Entries taken from a collection
_ _ _ _ _

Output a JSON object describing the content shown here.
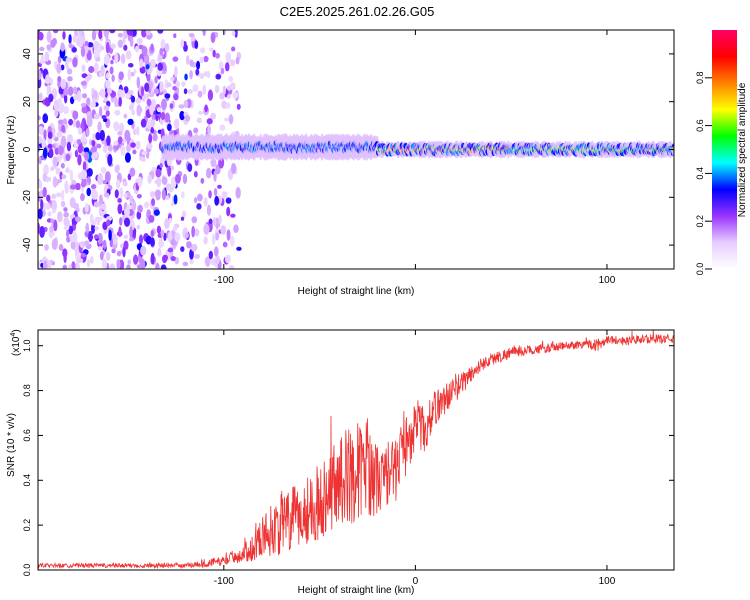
{
  "figure_title": "C2E5.2025.261.02.26.G05",
  "chart_data": [
    {
      "type": "heatmap",
      "title": "C2E5.2025.261.02.26.G05",
      "xlabel": "Height of straight line (km)",
      "ylabel": "Frequency (Hz)",
      "xlim": [
        -197,
        135
      ],
      "ylim": [
        -50,
        50
      ],
      "x_ticks": [
        -100,
        0,
        100
      ],
      "x_tick_labels": [
        "-100",
        "",
        "100"
      ],
      "y_ticks": [
        -40,
        -20,
        0,
        20,
        40
      ],
      "y_tick_labels": [
        "-40",
        "-20",
        "0",
        "20",
        "40"
      ],
      "colorbar": {
        "label": "Normalized spectral amplitude",
        "range": [
          0,
          1
        ],
        "ticks": [
          0.0,
          0.2,
          0.4,
          0.6,
          0.8
        ],
        "tick_labels": [
          "0.0",
          "0.2",
          "0.4",
          "0.6",
          "0.8"
        ],
        "colormap": [
          "#ffffff",
          "#e6ccff",
          "#9933ff",
          "#0000ff",
          "#00ffff",
          "#00ff00",
          "#ffff00",
          "#ff8000",
          "#ff0000",
          "#ff0066"
        ]
      },
      "noise_region_km": [
        -197,
        -92
      ],
      "band_segments": [
        {
          "x_start": -132,
          "x_end": -20,
          "center_hz": 1,
          "amplitude": 0.45
        },
        {
          "x_start": -20,
          "x_end": 50,
          "center_hz": 0,
          "amplitude": 0.95
        },
        {
          "x_start": 50,
          "x_end": 135,
          "center_hz": 0,
          "amplitude": 0.75
        }
      ]
    },
    {
      "type": "line",
      "title": "",
      "xlabel": "Height of straight line (km)",
      "ylabel": "SNR (10 * v/v)",
      "y_scale_label": "(x10",
      "y_scale_exp": "4",
      "xlim": [
        -197,
        135
      ],
      "ylim": [
        0,
        1.07
      ],
      "x_ticks": [
        -100,
        0,
        100
      ],
      "x_tick_labels": [
        "-100",
        "0",
        "100"
      ],
      "y_ticks": [
        0.0,
        0.2,
        0.4,
        0.6,
        0.8,
        1.0
      ],
      "y_tick_labels": [
        "0.0",
        "0.2",
        "0.4",
        "0.6",
        "0.8",
        "1.0"
      ],
      "series": [
        {
          "name": "SNR",
          "color": "#ee3333",
          "x": [
            -197,
            -180,
            -160,
            -140,
            -120,
            -110,
            -100,
            -95,
            -90,
            -85,
            -80,
            -75,
            -70,
            -65,
            -60,
            -55,
            -50,
            -45,
            -40,
            -35,
            -30,
            -25,
            -20,
            -15,
            -10,
            -5,
            0,
            5,
            10,
            15,
            20,
            25,
            30,
            35,
            40,
            50,
            60,
            70,
            80,
            90,
            95,
            100,
            110,
            120,
            135
          ],
          "y": [
            0.02,
            0.02,
            0.02,
            0.02,
            0.02,
            0.03,
            0.04,
            0.06,
            0.07,
            0.1,
            0.15,
            0.18,
            0.2,
            0.22,
            0.24,
            0.28,
            0.3,
            0.36,
            0.4,
            0.42,
            0.44,
            0.46,
            0.4,
            0.42,
            0.45,
            0.55,
            0.66,
            0.62,
            0.72,
            0.76,
            0.8,
            0.84,
            0.88,
            0.92,
            0.94,
            0.97,
            0.98,
            0.99,
            1.0,
            1.01,
            1.0,
            1.03,
            1.02,
            1.03,
            1.03
          ],
          "noise": [
            0.01,
            0.01,
            0.01,
            0.01,
            0.01,
            0.02,
            0.02,
            0.03,
            0.04,
            0.06,
            0.09,
            0.12,
            0.14,
            0.15,
            0.15,
            0.16,
            0.17,
            0.19,
            0.2,
            0.22,
            0.22,
            0.22,
            0.16,
            0.14,
            0.14,
            0.14,
            0.12,
            0.1,
            0.08,
            0.07,
            0.06,
            0.05,
            0.04,
            0.03,
            0.03,
            0.025,
            0.02,
            0.02,
            0.02,
            0.02,
            0.03,
            0.02,
            0.02,
            0.02,
            0.02
          ]
        }
      ]
    }
  ]
}
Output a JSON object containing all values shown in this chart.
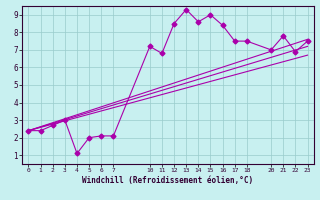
{
  "title": "",
  "xlabel": "Windchill (Refroidissement éolien,°C)",
  "bg_color": "#c8f0f0",
  "line_color": "#aa00aa",
  "grid_color": "#99cccc",
  "xlim": [
    -0.5,
    23.5
  ],
  "ylim": [
    0.5,
    9.5
  ],
  "xticks": [
    0,
    1,
    2,
    3,
    4,
    5,
    6,
    7,
    10,
    11,
    12,
    13,
    14,
    15,
    16,
    17,
    18,
    20,
    21,
    22,
    23
  ],
  "yticks": [
    1,
    2,
    3,
    4,
    5,
    6,
    7,
    8,
    9
  ],
  "line1_x": [
    0,
    1,
    2,
    3,
    4,
    5,
    6,
    7,
    10,
    11,
    12,
    13,
    14,
    15,
    16,
    17,
    18,
    20,
    21,
    22,
    23
  ],
  "line1_y": [
    2.4,
    2.4,
    2.7,
    3.0,
    1.1,
    2.0,
    2.1,
    2.1,
    7.2,
    6.8,
    8.5,
    9.3,
    8.6,
    9.0,
    8.4,
    7.5,
    7.5,
    7.0,
    7.8,
    6.9,
    7.5
  ],
  "line2_x": [
    0,
    23
  ],
  "line2_y": [
    2.4,
    7.6
  ],
  "line3_x": [
    0,
    23
  ],
  "line3_y": [
    2.4,
    7.2
  ],
  "line4_x": [
    0,
    23
  ],
  "line4_y": [
    2.4,
    6.7
  ],
  "markersize": 2.5,
  "linewidth": 0.8
}
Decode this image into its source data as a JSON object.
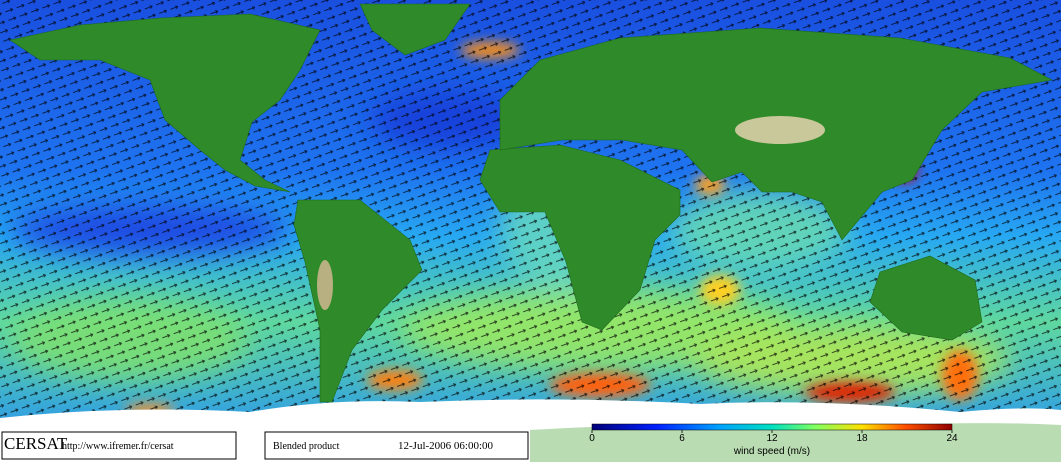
{
  "footer": {
    "logo": "CERSAT",
    "url": "http://www.ifremer.fr/cersat",
    "product": "Blended product",
    "timestamp": "12-Jul-2006 06:00:00"
  },
  "colorbar": {
    "label": "wind speed (m/s)",
    "lim": [
      0,
      24
    ],
    "ticks": [
      0,
      6,
      12,
      18,
      24
    ]
  }
}
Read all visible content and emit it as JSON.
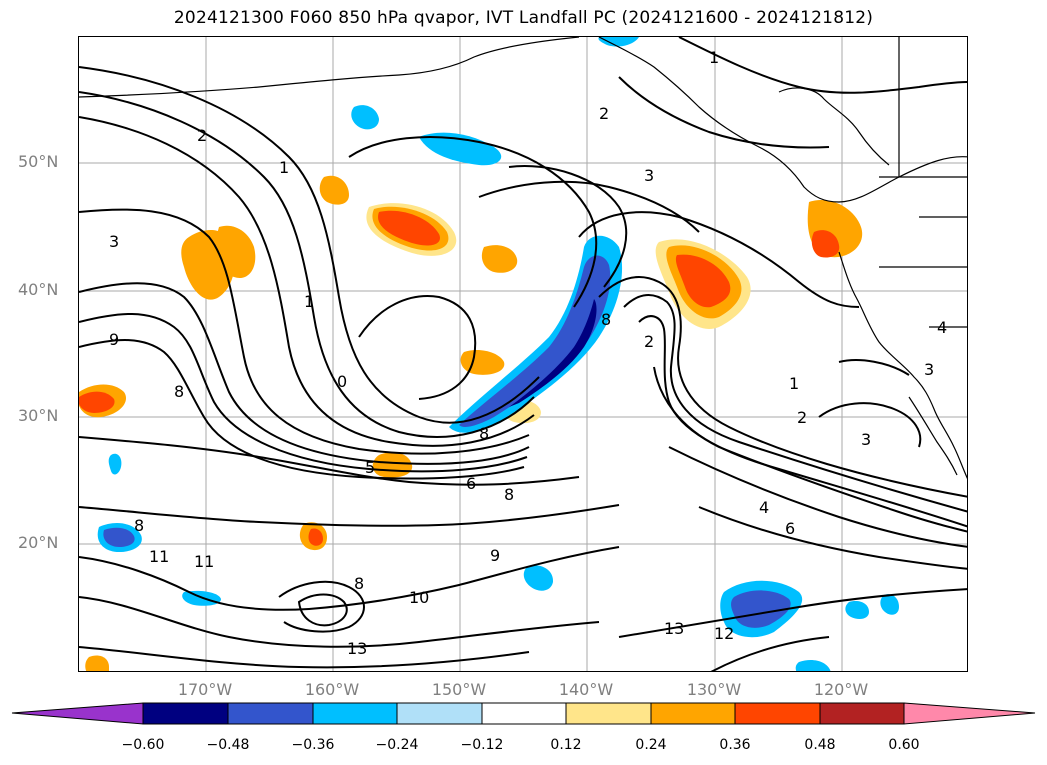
{
  "title": "2024121300 F060 850 hPa qvapor, IVT Landfall PC (2024121600 - 2024121812)",
  "map": {
    "latitude_labels": [
      "50°N",
      "40°N",
      "30°N",
      "20°N"
    ],
    "longitude_labels": [
      "170°W",
      "160°W",
      "150°W",
      "140°W",
      "130°W",
      "120°W"
    ],
    "contour_labels": [
      "1",
      "2",
      "3",
      "1",
      "3",
      "2",
      "1",
      "9",
      "8",
      "0",
      "8",
      "5",
      "6",
      "8",
      "9",
      "8",
      "11",
      "11",
      "8",
      "10",
      "13",
      "13",
      "12",
      "4",
      "6",
      "2",
      "3",
      "1",
      "3",
      "4",
      "8",
      "2"
    ]
  },
  "colorbar": {
    "tick_labels": [
      "−0.60",
      "−0.48",
      "−0.36",
      "−0.24",
      "−0.12",
      "0.12",
      "0.24",
      "0.36",
      "0.48",
      "0.60"
    ],
    "colors": [
      "#9933cc",
      "#000080",
      "#3355cc",
      "#00bfff",
      "#b0e0f8",
      "#ffffff",
      "#ffe58a",
      "#ffa500",
      "#ff4500",
      "#b22222",
      "#ff88aa"
    ]
  }
}
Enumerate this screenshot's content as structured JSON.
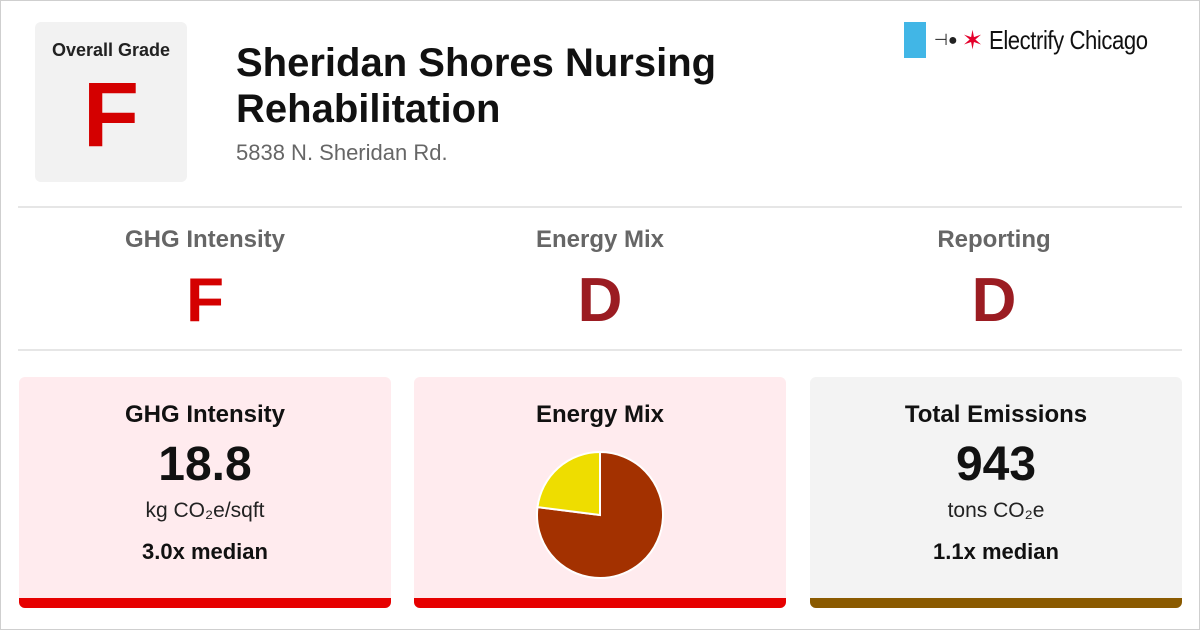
{
  "header": {
    "overall_grade_label": "Overall Grade",
    "overall_grade": "F",
    "building_name": "Sheridan Shores Nursing Rehabilitation",
    "address": "5838 N. Sheridan Rd."
  },
  "brand": {
    "name": "Electrify Chicago",
    "flag_color": "#41b6e6",
    "star_color": "#e4002b"
  },
  "subgrades": [
    {
      "label": "GHG Intensity",
      "grade": "F",
      "color": "#d40000"
    },
    {
      "label": "Energy Mix",
      "grade": "D",
      "color": "#9b1c22"
    },
    {
      "label": "Reporting",
      "grade": "D",
      "color": "#9b1c22"
    }
  ],
  "cards": {
    "ghg": {
      "title": "GHG Intensity",
      "value": "18.8",
      "unit": "kg CO₂e/sqft",
      "median": "3.0x median",
      "bg": "#ffebee",
      "bar_color": "#e60000"
    },
    "energy": {
      "title": "Energy Mix",
      "bg": "#ffebee",
      "bar_color": "#e60000"
    },
    "total": {
      "title": "Total Emissions",
      "value": "943",
      "unit": "tons CO₂e",
      "median": "1.1x median",
      "bg": "#f3f3f3",
      "bar_color": "#8a5a00"
    }
  },
  "chart_data": {
    "type": "pie",
    "slices": [
      {
        "value": 0.77,
        "color": "#a33100"
      },
      {
        "value": 0.23,
        "color": "#eedd00"
      }
    ]
  }
}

_ _ _ _ _

* [What to work on] Find every line in the records that has the string "content", then state how many there are and nothing else.

* [Result for this task] 3